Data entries
☆ ☆ ☆ ☆

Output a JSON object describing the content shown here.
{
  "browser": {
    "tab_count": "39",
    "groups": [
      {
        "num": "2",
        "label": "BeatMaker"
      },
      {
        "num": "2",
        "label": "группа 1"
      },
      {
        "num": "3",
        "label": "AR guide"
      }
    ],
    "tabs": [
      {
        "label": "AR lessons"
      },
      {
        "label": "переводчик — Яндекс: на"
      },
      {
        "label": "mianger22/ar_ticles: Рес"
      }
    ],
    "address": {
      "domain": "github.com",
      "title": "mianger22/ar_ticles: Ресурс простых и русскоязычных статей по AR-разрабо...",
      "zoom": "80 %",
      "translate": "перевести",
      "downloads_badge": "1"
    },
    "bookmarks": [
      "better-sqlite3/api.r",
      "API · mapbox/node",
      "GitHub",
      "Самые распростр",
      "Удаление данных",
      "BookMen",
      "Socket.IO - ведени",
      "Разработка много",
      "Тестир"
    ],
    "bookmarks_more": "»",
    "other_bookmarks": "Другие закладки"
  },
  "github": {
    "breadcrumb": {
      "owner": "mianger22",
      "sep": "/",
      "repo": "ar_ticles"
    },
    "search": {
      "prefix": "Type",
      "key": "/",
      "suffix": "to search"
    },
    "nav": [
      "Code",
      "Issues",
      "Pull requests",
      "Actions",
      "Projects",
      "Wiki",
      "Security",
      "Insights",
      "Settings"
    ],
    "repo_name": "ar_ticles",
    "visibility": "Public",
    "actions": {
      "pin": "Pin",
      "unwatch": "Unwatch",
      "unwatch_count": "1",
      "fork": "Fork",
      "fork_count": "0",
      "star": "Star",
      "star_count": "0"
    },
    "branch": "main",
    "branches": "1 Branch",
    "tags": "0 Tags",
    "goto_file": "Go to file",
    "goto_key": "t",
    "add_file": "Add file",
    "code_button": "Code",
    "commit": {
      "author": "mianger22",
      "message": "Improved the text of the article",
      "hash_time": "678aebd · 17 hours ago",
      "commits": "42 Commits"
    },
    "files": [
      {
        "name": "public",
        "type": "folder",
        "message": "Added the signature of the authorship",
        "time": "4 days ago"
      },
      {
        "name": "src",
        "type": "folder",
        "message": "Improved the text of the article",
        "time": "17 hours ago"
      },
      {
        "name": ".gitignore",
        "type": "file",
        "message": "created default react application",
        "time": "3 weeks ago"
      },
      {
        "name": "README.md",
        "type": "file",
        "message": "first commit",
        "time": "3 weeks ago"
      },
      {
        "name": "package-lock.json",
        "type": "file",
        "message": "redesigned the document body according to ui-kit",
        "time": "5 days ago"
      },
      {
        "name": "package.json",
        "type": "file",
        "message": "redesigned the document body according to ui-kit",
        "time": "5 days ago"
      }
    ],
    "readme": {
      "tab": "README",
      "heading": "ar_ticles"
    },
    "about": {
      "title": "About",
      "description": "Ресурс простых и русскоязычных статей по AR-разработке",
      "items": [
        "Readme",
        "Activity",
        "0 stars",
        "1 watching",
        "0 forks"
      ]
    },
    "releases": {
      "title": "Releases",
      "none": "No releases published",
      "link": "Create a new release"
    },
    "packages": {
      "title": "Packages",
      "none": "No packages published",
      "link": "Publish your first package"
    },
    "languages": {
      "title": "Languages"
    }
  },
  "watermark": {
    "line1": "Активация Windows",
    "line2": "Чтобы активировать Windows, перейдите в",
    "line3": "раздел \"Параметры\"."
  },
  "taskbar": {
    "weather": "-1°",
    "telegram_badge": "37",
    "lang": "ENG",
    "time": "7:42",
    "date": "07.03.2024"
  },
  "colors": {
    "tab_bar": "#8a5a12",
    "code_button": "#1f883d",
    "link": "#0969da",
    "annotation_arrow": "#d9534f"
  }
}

☆ ☆ ☆ ☆

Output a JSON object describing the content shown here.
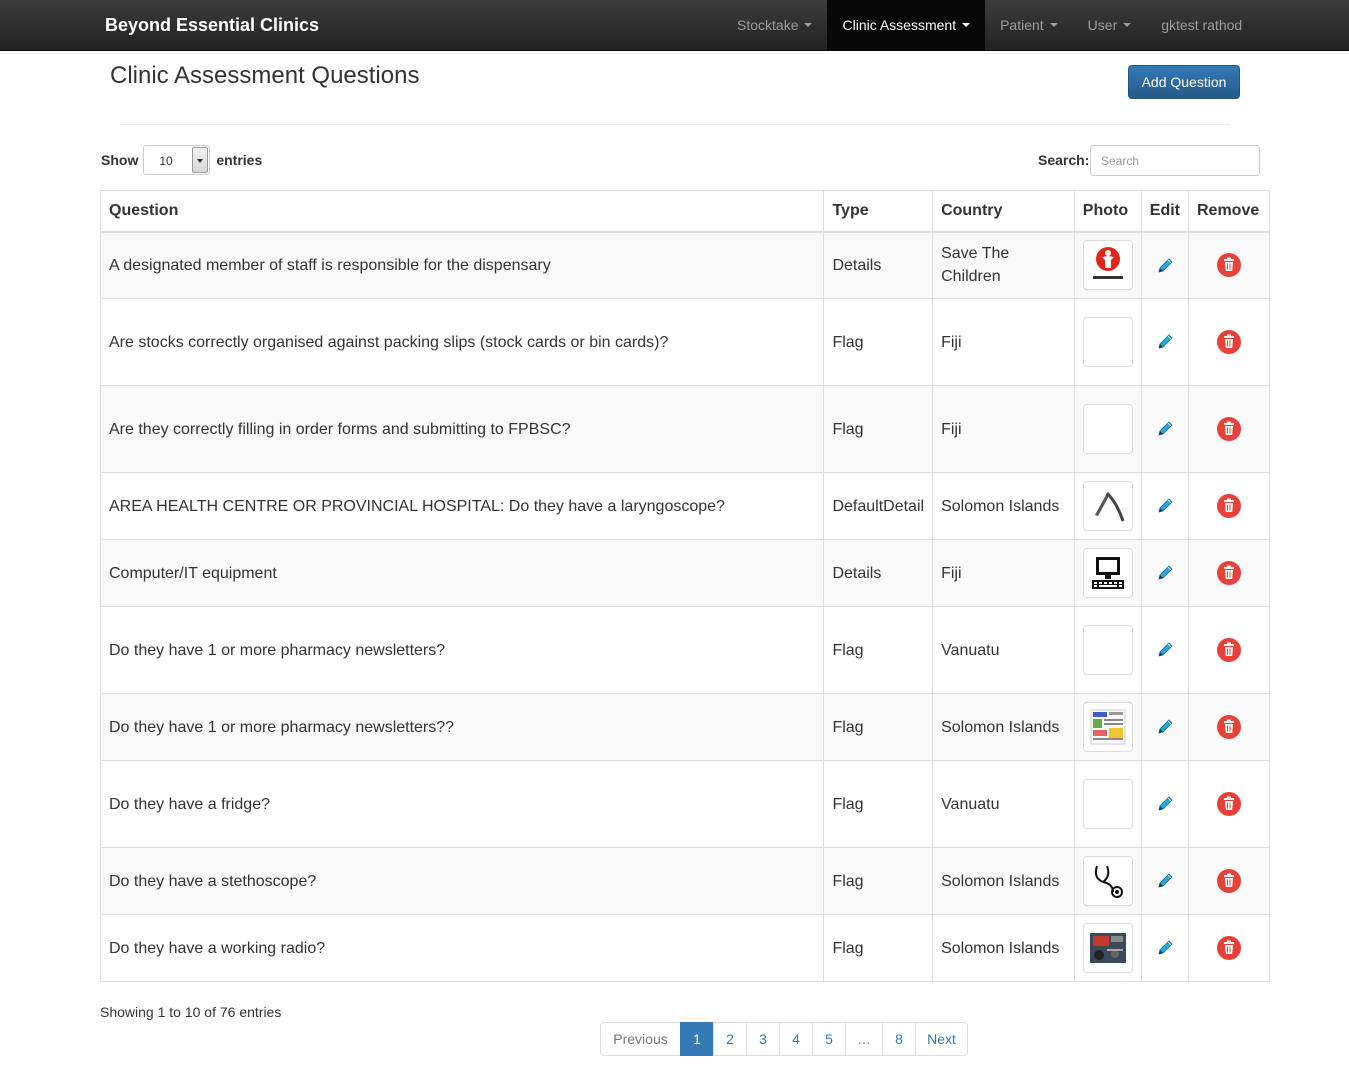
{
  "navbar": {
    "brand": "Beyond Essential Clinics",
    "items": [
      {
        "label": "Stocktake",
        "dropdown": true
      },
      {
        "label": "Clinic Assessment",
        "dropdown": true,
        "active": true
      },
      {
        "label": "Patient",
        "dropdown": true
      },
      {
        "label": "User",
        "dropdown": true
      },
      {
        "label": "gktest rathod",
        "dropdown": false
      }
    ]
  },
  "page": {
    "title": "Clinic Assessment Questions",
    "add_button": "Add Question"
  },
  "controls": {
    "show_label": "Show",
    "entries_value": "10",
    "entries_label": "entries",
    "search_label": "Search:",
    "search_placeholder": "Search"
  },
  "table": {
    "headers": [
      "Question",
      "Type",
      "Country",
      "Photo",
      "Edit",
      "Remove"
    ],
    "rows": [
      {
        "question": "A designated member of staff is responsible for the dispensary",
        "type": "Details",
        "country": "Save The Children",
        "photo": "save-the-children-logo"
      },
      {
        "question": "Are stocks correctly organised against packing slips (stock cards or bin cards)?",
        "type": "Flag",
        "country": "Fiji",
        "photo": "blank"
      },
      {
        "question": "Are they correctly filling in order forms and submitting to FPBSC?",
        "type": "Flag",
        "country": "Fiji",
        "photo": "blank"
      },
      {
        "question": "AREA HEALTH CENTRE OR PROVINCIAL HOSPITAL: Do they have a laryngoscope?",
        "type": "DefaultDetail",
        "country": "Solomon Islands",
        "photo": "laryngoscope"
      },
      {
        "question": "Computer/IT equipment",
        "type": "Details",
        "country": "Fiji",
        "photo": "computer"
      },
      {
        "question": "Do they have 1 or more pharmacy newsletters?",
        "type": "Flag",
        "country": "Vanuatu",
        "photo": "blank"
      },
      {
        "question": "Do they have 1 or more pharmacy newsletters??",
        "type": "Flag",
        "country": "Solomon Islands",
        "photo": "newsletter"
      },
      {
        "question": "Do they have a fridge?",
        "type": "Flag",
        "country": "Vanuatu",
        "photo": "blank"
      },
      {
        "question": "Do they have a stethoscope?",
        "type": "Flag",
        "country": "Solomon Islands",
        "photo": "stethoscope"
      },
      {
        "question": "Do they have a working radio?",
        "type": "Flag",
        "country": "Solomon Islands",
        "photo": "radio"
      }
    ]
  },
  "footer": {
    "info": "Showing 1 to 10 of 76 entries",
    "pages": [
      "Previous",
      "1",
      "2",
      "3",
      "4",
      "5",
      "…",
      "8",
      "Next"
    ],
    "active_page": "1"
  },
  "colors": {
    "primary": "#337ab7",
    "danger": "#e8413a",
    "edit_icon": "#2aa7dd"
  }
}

☆ ☆ ☆ ☆

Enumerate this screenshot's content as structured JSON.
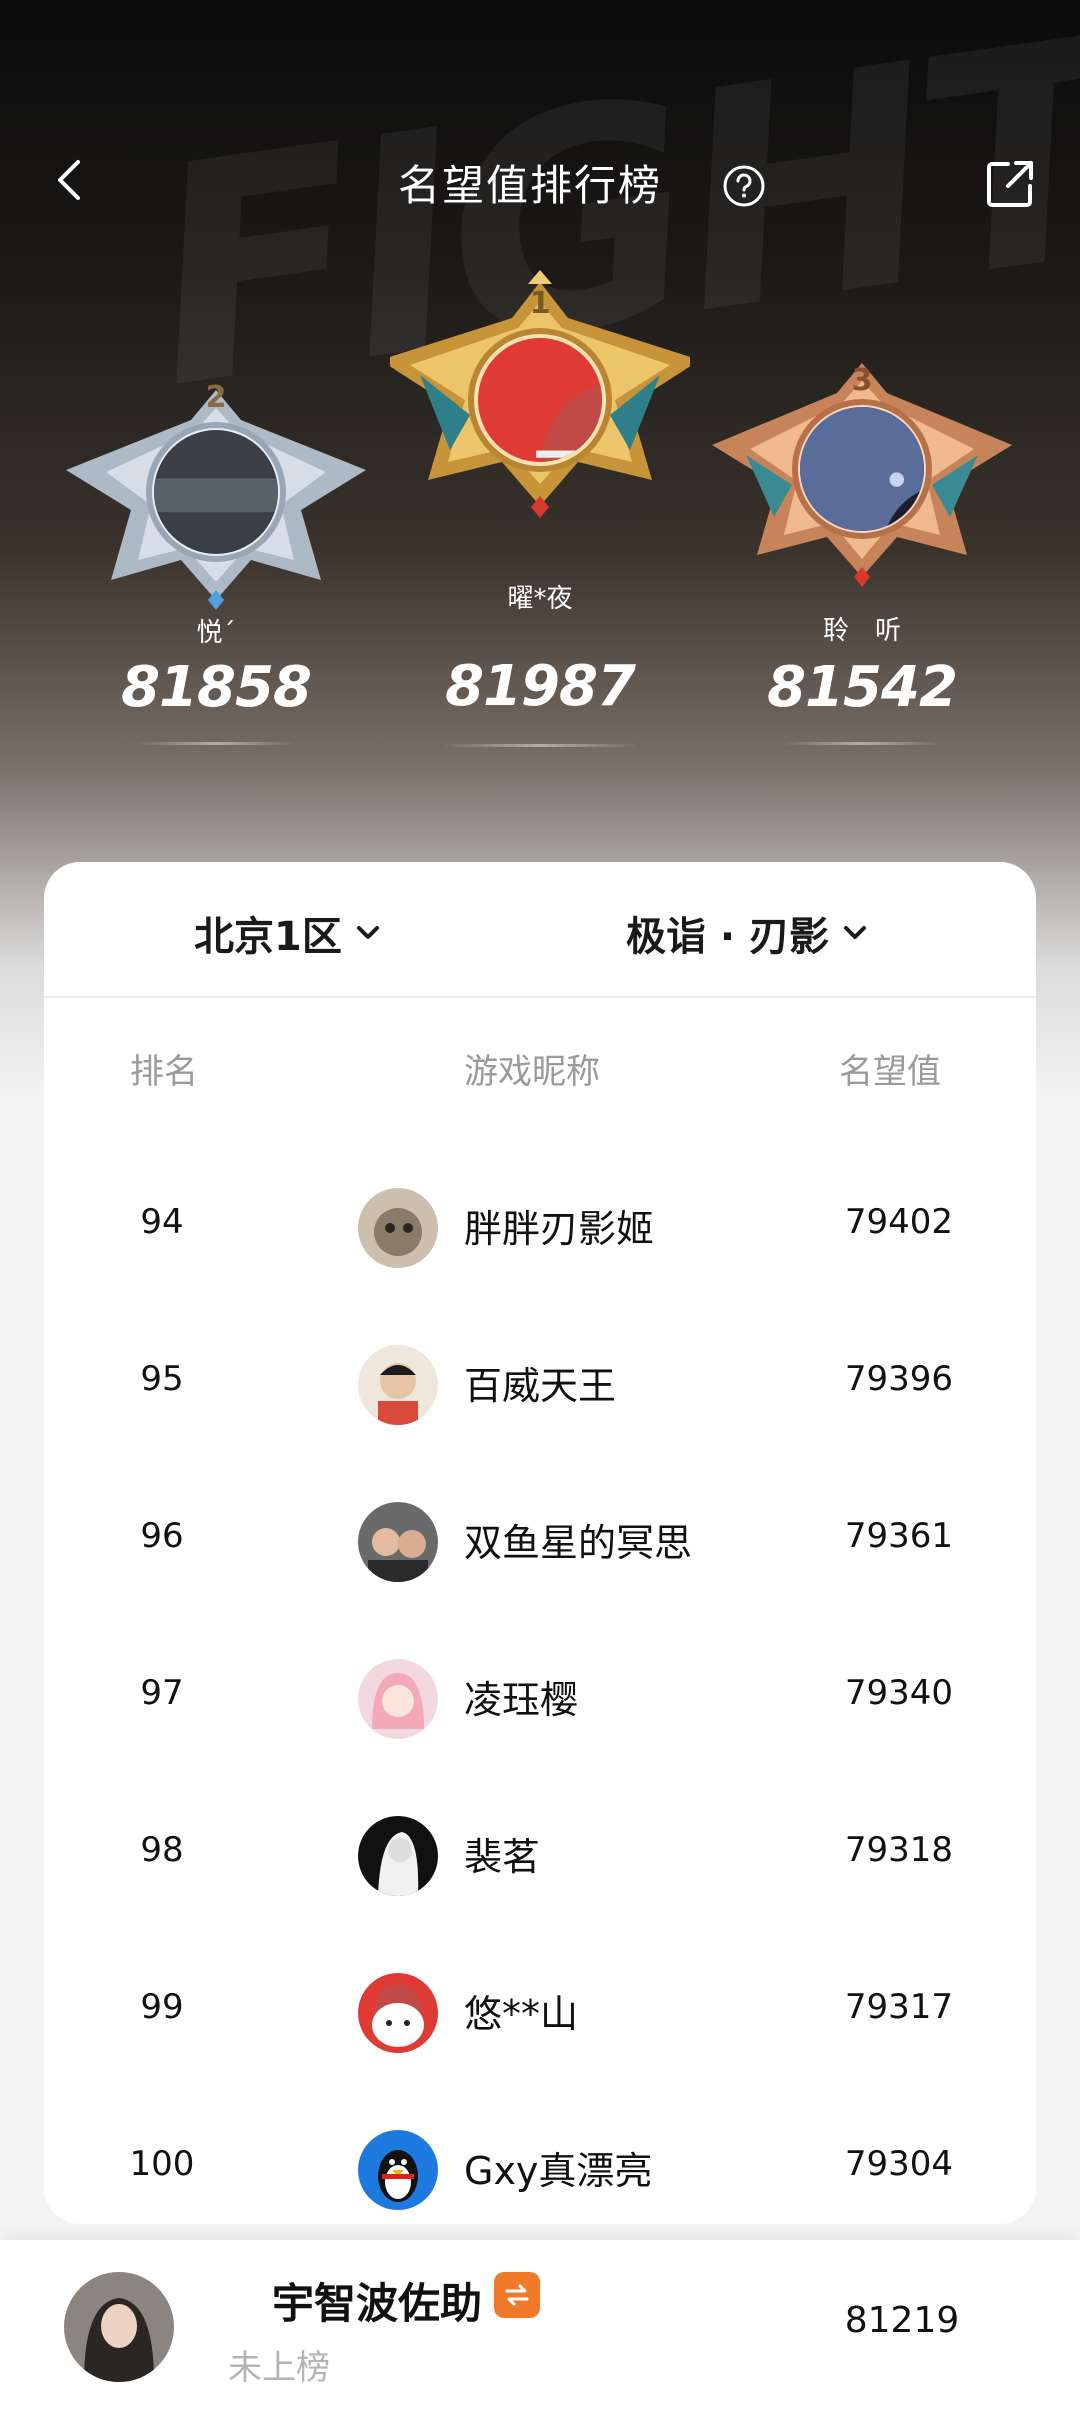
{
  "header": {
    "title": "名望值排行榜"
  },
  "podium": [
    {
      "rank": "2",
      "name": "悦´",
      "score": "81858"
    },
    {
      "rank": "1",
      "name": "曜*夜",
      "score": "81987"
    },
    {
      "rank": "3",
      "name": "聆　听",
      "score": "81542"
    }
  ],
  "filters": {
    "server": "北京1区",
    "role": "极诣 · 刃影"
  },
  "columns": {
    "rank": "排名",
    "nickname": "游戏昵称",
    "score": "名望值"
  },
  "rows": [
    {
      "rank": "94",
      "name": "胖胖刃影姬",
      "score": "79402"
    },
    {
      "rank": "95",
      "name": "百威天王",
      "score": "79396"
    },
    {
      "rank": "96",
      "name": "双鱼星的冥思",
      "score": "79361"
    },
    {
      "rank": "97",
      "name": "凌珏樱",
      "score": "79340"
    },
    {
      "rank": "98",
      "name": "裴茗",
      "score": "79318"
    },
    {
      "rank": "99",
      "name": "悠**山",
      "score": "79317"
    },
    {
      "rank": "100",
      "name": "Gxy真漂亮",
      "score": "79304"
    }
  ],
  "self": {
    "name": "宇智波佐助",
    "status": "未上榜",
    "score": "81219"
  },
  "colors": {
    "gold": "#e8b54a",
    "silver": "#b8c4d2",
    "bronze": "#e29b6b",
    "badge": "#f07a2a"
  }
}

☆ ☆ ☆ ☆

§ **SET PROBLEM**
Out of the preceding entries, pull every line containing the string "radio".

§ **WRITTEN SOLUTION**
        "question": "Do they have a working radio?",
        "photo": "radio"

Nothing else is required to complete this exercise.